Data entries:
★ ★ ★
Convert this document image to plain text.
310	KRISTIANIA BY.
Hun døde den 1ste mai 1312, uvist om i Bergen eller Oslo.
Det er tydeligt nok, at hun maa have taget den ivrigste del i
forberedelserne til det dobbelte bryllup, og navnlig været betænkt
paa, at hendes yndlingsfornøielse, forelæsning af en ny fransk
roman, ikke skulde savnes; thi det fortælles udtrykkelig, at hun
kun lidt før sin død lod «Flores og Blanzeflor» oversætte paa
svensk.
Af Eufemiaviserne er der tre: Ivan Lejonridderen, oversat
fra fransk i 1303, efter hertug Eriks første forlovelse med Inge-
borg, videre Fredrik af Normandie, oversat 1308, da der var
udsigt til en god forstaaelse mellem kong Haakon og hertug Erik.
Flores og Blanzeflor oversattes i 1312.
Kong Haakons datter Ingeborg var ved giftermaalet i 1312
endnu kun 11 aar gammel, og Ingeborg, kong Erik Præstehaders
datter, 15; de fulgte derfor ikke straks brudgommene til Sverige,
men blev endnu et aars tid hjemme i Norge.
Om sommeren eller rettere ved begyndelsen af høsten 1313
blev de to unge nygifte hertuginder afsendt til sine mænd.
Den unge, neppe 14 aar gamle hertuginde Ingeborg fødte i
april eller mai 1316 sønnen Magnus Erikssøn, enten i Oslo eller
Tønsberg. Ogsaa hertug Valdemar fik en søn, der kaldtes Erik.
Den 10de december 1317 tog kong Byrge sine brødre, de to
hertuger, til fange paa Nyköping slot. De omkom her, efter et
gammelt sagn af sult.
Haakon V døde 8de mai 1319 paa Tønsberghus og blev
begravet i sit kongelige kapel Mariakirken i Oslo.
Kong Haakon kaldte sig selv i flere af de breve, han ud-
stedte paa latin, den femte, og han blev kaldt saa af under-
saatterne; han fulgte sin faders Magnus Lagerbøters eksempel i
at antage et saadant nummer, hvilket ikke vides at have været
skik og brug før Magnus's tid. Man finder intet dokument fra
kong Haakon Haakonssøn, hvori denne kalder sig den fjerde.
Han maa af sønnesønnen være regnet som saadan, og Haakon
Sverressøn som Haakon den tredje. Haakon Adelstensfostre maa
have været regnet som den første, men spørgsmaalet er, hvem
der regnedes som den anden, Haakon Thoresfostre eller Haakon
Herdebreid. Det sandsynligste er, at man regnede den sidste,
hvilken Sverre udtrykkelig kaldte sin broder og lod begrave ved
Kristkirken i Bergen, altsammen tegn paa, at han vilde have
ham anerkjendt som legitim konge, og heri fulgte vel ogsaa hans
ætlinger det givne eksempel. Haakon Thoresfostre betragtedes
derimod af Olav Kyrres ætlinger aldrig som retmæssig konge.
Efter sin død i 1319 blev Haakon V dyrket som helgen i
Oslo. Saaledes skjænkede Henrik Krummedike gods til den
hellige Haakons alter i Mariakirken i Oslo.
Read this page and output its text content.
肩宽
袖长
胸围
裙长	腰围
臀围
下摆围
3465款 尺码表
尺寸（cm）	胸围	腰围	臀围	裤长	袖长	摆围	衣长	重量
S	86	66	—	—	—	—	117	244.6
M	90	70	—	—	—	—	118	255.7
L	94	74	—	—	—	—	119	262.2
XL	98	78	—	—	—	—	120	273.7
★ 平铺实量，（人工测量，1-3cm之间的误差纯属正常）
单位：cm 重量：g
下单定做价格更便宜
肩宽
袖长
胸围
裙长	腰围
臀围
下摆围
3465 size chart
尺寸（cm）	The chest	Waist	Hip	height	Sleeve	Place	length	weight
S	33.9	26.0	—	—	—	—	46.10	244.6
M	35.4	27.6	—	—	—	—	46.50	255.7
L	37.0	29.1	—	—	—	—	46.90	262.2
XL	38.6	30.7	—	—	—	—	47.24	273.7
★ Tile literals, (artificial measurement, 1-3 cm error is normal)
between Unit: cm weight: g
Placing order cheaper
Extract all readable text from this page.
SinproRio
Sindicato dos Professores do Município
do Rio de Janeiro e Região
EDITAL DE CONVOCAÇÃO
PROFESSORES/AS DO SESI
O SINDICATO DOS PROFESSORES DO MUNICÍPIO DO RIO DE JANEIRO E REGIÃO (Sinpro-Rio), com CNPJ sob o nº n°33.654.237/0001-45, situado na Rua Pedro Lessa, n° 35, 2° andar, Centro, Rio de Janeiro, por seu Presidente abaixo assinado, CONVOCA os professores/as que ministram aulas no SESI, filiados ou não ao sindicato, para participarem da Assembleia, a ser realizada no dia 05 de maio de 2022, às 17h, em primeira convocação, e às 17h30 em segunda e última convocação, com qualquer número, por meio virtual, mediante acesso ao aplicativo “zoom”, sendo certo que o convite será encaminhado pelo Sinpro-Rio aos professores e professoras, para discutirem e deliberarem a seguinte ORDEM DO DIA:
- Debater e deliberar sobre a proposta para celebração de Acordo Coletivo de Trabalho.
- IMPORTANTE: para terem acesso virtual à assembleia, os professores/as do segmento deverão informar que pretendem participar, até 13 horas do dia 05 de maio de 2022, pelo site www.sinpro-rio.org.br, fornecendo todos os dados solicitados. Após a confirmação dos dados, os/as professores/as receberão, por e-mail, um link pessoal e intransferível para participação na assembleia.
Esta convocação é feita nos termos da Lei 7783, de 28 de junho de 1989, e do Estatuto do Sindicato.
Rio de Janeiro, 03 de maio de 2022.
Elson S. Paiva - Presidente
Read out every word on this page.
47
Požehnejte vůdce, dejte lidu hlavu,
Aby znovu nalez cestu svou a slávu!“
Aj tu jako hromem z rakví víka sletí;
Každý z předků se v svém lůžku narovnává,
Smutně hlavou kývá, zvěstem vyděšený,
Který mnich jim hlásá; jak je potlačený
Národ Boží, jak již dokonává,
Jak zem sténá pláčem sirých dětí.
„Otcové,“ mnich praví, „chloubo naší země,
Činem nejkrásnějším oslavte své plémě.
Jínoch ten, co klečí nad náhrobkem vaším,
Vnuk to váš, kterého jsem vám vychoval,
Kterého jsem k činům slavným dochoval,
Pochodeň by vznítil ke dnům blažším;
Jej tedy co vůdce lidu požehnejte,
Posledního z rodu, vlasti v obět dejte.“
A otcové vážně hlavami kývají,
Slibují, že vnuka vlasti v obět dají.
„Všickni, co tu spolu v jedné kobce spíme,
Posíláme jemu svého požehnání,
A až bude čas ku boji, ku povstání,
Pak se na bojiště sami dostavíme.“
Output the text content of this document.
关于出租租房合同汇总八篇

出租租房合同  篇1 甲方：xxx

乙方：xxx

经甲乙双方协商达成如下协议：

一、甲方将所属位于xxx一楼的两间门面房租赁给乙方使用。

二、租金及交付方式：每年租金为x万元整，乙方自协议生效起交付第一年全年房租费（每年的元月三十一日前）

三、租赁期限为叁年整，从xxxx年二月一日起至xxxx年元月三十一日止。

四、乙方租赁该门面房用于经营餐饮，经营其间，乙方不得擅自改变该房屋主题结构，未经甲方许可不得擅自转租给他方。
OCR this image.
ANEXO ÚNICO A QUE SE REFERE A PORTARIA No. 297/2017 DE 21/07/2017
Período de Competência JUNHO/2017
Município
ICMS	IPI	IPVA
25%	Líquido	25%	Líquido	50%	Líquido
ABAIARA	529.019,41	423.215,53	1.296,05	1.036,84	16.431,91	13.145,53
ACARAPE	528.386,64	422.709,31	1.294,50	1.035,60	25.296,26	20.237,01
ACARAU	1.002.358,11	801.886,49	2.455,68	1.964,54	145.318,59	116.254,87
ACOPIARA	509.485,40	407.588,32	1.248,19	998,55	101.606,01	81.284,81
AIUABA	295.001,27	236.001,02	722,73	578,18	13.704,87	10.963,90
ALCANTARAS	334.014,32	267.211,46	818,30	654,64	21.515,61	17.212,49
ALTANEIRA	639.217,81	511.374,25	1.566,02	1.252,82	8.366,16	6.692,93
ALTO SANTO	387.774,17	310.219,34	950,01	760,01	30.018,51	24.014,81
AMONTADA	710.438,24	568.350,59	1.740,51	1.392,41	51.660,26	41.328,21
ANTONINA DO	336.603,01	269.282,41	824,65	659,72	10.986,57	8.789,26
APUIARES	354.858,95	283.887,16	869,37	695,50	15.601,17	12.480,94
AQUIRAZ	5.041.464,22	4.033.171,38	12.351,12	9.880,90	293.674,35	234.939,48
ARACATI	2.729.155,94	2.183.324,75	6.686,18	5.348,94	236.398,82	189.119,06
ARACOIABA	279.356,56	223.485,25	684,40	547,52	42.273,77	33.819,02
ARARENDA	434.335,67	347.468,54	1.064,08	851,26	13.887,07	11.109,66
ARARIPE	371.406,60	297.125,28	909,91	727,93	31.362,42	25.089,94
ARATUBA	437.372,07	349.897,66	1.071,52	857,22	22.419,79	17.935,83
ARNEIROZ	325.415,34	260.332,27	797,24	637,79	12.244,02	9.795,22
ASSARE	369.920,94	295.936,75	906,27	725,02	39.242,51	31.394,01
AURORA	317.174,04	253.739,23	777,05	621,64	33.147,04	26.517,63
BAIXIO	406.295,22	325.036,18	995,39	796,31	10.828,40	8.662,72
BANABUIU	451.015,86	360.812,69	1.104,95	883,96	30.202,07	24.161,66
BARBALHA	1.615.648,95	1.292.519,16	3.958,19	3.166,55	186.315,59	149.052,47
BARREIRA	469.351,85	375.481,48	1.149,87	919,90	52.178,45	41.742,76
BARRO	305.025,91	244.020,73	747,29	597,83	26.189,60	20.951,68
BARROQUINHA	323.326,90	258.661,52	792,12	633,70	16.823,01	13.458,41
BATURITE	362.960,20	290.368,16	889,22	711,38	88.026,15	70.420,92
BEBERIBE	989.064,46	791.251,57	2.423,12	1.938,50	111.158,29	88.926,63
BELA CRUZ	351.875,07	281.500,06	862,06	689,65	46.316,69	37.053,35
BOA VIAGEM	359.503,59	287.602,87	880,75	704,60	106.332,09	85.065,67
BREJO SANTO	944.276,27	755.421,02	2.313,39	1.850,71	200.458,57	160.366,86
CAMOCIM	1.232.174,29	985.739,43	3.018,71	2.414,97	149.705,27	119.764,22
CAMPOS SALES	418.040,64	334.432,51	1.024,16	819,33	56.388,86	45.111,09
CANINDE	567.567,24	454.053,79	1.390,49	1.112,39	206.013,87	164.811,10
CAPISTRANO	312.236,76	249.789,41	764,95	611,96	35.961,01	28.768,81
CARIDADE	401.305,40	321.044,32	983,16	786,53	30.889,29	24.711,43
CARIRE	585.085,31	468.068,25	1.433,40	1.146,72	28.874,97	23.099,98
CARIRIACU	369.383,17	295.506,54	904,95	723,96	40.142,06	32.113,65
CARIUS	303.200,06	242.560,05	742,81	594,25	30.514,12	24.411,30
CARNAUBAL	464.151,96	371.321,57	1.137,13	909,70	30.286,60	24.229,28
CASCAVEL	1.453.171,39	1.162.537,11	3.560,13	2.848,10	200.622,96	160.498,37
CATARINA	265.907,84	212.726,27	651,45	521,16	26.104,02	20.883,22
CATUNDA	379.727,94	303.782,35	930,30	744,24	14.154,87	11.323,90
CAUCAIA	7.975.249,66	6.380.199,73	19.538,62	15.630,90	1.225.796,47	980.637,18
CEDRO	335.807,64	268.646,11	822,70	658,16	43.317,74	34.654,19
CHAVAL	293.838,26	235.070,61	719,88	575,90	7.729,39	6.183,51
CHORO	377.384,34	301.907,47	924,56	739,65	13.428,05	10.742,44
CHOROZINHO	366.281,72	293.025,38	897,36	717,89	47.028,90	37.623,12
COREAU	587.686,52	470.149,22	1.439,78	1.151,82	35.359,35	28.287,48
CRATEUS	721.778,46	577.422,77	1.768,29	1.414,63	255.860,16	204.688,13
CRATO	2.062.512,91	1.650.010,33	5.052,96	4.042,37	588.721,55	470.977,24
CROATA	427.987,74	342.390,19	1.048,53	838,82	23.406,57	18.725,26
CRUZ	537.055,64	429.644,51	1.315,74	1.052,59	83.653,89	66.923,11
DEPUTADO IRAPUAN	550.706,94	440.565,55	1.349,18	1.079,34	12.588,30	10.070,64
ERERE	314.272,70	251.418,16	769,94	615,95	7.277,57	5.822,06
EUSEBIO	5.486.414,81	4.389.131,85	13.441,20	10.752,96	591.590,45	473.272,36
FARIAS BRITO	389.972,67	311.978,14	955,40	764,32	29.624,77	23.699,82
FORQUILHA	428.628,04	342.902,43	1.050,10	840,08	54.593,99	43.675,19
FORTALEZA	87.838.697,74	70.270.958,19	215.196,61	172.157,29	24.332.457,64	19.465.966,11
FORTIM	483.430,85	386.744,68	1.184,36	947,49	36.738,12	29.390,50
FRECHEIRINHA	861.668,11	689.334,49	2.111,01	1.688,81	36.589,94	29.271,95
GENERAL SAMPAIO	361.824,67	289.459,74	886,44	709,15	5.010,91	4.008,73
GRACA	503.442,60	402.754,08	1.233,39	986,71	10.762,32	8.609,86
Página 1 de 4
★ ★ ★
Among the entries above, how many lines hold the string "text"? Respond with nothing but the number.

4